# Dataset entries
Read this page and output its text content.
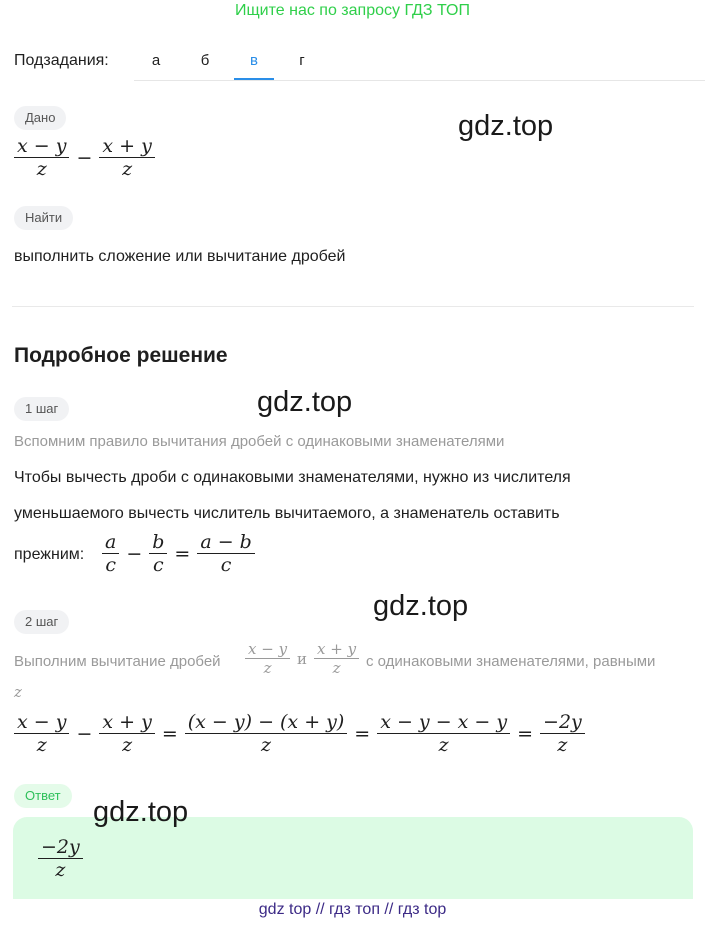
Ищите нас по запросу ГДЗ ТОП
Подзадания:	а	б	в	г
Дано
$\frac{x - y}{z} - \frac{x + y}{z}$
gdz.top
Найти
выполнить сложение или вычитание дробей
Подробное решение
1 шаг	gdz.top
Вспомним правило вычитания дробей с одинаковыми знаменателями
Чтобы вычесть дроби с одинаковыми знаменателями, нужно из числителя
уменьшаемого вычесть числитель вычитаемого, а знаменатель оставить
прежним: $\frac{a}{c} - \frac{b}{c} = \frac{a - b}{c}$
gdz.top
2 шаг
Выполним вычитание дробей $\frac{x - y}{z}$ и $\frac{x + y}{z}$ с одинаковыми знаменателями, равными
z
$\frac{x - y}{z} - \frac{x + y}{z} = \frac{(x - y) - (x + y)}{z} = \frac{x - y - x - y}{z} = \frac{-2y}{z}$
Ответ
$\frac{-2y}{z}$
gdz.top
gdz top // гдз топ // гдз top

# The request
Leave out the pictures and output every record above precisely as given.

# Answer to this exercise
Read this page and output its text content.
Ищите нас по запросу ГДЗ ТОП
Подзадания:	а	б	в	г
Дано
$\frac{x - y}{z} - \frac{x + y}{z}$
gdz.top
Найти
выполнить сложение или вычитание дробей
Подробное решение
1 шаг	gdz.top
Вспомним правило вычитания дробей с одинаковыми знаменателями
Чтобы вычесть дроби с одинаковыми знаменателями, нужно из числителя
уменьшаемого вычесть числитель вычитаемого, а знаменатель оставить
прежним: $\frac{a}{c} - \frac{b}{c} = \frac{a - b}{c}$
gdz.top
2 шаг
Выполним вычитание дробей $\frac{x - y}{z}$ и $\frac{x + y}{z}$ с одинаковыми знаменателями, равными
z
$\frac{x - y}{z} - \frac{x + y}{z} = \frac{(x - y) - (x + y)}{z} = \frac{x - y - x - y}{z} = \frac{-2y}{z}$
Ответ
$\frac{-2y}{z}$
gdz.top
gdz top // гдз топ // гдз top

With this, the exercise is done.